* _TASK INSTRUCTIONS_
Copy the entries word for word, from the first line through the line containing "The plate assembly 78 is at (292, 37).", including both ends.

====== DATA SHOWN ======

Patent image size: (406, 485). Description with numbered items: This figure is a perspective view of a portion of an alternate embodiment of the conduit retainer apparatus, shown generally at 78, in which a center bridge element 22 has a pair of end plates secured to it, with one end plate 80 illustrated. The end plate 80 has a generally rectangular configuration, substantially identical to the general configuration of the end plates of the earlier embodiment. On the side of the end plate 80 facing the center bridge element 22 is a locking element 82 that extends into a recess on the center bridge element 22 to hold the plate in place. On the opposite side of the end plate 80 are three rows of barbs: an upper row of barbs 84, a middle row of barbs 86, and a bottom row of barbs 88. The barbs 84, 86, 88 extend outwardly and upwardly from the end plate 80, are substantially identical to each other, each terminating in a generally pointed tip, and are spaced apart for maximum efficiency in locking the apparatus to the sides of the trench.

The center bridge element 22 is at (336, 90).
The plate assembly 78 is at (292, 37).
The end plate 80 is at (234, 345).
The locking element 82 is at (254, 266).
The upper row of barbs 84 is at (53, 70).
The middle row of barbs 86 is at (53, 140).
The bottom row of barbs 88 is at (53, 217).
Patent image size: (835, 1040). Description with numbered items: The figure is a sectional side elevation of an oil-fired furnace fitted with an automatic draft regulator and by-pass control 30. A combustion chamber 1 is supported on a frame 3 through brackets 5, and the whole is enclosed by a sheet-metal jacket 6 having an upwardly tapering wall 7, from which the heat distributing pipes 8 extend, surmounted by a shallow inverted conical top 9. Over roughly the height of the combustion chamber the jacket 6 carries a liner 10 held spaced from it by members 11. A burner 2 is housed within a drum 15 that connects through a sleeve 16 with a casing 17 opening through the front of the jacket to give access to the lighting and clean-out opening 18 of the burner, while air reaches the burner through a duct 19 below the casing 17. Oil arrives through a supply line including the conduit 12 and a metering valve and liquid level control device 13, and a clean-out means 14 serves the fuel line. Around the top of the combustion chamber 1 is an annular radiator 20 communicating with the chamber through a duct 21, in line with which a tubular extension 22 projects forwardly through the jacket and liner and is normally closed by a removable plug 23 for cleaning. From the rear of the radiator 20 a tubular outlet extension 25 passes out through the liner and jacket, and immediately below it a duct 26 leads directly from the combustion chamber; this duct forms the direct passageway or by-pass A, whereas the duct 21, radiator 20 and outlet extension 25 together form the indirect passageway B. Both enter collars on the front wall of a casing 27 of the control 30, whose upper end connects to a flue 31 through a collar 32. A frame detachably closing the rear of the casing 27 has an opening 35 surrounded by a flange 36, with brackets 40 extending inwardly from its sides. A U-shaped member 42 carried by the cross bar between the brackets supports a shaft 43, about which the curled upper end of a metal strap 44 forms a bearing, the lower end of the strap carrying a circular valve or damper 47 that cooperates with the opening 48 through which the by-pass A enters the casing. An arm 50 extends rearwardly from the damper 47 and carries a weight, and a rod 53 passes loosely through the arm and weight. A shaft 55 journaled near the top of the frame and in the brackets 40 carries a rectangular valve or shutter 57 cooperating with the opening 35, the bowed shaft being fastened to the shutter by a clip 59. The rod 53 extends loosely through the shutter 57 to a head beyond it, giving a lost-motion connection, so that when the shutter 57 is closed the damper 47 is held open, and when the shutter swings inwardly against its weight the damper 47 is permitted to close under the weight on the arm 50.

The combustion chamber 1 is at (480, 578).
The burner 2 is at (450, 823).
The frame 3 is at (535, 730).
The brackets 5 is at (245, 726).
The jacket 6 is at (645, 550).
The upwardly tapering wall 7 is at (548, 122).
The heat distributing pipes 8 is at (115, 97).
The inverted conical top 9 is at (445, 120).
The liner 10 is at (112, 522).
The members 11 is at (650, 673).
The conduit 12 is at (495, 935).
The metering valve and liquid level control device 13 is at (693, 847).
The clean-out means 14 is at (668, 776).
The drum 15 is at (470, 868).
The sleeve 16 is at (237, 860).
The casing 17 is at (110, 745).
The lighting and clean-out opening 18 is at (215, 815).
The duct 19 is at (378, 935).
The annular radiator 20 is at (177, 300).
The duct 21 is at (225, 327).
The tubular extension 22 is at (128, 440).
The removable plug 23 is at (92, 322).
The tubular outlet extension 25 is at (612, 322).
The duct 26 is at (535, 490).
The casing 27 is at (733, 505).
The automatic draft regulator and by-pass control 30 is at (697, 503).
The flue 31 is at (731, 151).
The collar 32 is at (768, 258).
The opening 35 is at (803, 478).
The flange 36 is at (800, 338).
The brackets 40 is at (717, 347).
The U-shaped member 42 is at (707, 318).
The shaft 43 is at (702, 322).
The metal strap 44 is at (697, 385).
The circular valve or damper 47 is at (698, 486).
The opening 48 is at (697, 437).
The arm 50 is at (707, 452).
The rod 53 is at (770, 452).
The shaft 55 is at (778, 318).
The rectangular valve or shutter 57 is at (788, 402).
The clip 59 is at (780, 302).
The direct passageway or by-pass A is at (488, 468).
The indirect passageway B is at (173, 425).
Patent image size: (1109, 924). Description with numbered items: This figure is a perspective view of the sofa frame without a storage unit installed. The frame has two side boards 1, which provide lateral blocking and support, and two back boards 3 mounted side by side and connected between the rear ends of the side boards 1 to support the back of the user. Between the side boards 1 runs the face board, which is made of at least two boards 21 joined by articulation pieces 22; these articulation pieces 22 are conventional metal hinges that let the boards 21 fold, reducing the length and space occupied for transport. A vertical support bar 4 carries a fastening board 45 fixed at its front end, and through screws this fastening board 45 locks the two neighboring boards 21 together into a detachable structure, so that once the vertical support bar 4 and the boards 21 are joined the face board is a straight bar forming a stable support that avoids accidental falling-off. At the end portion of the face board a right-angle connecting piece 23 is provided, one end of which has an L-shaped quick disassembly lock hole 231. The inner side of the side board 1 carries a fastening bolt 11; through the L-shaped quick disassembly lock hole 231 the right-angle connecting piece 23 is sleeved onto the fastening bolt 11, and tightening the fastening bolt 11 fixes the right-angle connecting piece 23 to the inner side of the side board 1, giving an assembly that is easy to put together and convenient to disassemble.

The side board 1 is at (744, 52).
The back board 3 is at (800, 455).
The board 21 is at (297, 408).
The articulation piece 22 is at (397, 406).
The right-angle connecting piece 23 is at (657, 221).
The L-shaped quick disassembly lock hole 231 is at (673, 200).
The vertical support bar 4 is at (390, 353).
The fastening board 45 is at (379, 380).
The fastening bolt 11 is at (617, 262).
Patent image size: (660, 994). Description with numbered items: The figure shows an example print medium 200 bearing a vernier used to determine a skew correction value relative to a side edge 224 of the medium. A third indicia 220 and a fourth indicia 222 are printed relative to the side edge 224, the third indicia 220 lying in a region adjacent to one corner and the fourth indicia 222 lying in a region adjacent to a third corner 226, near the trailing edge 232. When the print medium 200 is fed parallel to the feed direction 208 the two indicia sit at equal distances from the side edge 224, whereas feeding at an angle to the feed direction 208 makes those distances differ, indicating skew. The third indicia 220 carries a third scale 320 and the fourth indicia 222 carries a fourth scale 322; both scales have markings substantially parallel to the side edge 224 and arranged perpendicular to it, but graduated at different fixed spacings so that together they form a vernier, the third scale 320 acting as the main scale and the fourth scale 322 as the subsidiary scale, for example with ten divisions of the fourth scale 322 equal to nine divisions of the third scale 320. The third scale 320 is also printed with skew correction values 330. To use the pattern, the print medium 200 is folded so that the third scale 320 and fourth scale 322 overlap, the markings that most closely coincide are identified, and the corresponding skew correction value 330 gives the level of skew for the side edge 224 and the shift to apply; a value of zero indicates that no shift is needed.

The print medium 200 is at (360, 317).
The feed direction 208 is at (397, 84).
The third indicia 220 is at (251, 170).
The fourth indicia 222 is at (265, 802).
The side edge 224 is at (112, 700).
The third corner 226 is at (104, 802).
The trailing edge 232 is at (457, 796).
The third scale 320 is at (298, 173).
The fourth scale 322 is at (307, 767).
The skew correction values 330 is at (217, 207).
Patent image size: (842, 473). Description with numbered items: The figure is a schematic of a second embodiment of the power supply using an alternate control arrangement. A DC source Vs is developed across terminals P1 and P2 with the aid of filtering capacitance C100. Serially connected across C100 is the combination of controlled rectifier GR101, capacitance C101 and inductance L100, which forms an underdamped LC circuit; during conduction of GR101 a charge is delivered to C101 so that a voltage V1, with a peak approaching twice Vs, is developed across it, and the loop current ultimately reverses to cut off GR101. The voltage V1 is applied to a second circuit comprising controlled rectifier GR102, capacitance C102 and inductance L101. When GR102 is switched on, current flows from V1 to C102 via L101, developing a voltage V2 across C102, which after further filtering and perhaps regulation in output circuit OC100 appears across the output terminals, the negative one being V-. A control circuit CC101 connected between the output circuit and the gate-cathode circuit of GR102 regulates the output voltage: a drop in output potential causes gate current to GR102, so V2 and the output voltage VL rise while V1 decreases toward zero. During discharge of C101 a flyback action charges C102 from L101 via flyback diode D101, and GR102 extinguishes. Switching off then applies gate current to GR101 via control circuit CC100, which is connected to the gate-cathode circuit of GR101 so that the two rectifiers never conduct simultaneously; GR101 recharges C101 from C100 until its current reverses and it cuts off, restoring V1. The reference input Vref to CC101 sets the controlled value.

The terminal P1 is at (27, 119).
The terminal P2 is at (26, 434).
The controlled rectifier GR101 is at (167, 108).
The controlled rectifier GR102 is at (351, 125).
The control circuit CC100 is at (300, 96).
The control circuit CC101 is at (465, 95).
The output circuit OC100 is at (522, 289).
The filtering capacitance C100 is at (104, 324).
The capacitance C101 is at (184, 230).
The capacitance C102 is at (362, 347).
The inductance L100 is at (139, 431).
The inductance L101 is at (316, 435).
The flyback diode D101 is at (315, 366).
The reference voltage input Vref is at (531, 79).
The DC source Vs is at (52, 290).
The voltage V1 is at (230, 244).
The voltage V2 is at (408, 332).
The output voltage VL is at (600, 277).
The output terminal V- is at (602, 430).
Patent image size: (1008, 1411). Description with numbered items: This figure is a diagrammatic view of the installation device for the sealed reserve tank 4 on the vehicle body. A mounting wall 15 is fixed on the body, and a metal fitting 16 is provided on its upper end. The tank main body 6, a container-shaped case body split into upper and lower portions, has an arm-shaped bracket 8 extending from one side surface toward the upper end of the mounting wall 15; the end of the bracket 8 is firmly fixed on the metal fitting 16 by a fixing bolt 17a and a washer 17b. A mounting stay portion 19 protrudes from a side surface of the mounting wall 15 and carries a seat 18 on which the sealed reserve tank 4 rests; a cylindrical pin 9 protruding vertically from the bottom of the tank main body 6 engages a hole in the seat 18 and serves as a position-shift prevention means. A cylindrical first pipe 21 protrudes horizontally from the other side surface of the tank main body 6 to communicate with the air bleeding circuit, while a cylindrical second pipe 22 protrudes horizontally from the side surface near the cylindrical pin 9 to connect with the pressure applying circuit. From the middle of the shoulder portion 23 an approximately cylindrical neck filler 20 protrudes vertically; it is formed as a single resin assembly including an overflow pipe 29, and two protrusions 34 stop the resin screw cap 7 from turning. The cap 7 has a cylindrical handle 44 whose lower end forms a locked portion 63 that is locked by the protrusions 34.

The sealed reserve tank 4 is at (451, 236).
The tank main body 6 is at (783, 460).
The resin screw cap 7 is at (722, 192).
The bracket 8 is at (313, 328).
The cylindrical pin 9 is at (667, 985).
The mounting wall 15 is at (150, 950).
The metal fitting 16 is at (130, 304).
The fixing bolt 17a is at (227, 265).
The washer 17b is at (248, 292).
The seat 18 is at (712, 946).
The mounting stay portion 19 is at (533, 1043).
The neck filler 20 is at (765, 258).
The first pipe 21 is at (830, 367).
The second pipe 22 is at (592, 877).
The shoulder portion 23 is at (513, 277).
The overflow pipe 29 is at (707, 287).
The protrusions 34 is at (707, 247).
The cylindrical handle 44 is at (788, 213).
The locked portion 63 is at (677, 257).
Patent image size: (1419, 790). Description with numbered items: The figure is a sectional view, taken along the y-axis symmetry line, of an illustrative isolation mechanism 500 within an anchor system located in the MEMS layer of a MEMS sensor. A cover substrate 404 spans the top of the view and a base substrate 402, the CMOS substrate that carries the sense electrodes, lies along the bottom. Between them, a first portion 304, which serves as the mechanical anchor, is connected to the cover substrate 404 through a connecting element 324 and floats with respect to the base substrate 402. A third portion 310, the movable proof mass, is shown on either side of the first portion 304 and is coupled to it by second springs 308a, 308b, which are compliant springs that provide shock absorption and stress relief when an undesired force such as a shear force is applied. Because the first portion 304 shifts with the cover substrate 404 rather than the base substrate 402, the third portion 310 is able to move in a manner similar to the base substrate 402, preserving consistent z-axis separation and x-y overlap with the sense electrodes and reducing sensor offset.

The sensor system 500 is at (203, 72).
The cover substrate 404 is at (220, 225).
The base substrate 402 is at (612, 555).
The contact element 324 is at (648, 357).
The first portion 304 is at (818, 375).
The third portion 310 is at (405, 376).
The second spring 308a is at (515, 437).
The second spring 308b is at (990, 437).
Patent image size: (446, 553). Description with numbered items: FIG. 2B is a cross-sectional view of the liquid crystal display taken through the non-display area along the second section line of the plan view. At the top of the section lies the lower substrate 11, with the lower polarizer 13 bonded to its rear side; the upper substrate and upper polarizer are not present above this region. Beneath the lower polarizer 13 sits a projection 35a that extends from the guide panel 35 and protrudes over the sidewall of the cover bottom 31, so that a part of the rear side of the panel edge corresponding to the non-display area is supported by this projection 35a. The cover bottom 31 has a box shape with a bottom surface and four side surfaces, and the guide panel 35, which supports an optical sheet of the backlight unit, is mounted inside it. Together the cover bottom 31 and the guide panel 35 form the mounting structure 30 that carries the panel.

======

* _OUTPUT_
Patent image size: (406, 485). Description with numbered items: This figure is a perspective view of a portion of an alternate embodiment of the conduit retainer apparatus, shown generally at 78, in which a center bridge element 22 has a pair of end plates secured to it, with one end plate 80 illustrated. The end plate 80 has a generally rectangular configuration, substantially identical to the general configuration of the end plates of the earlier embodiment. On the side of the end plate 80 facing the center bridge element 22 is a locking element 82 that extends into a recess on the center bridge element 22 to hold the plate in place. On the opposite side of the end plate 80 are three rows of barbs: an upper row of barbs 84, a middle row of barbs 86, and a bottom row of barbs 88. The barbs 84, 86, 88 extend outwardly and upwardly from the end plate 80, are substantially identical to each other, each terminating in a generally pointed tip, and are spaced apart for maximum efficiency in locking the apparatus to the sides of the trench.

The center bridge element 22 is at (336, 90).
The plate assembly 78 is at (292, 37).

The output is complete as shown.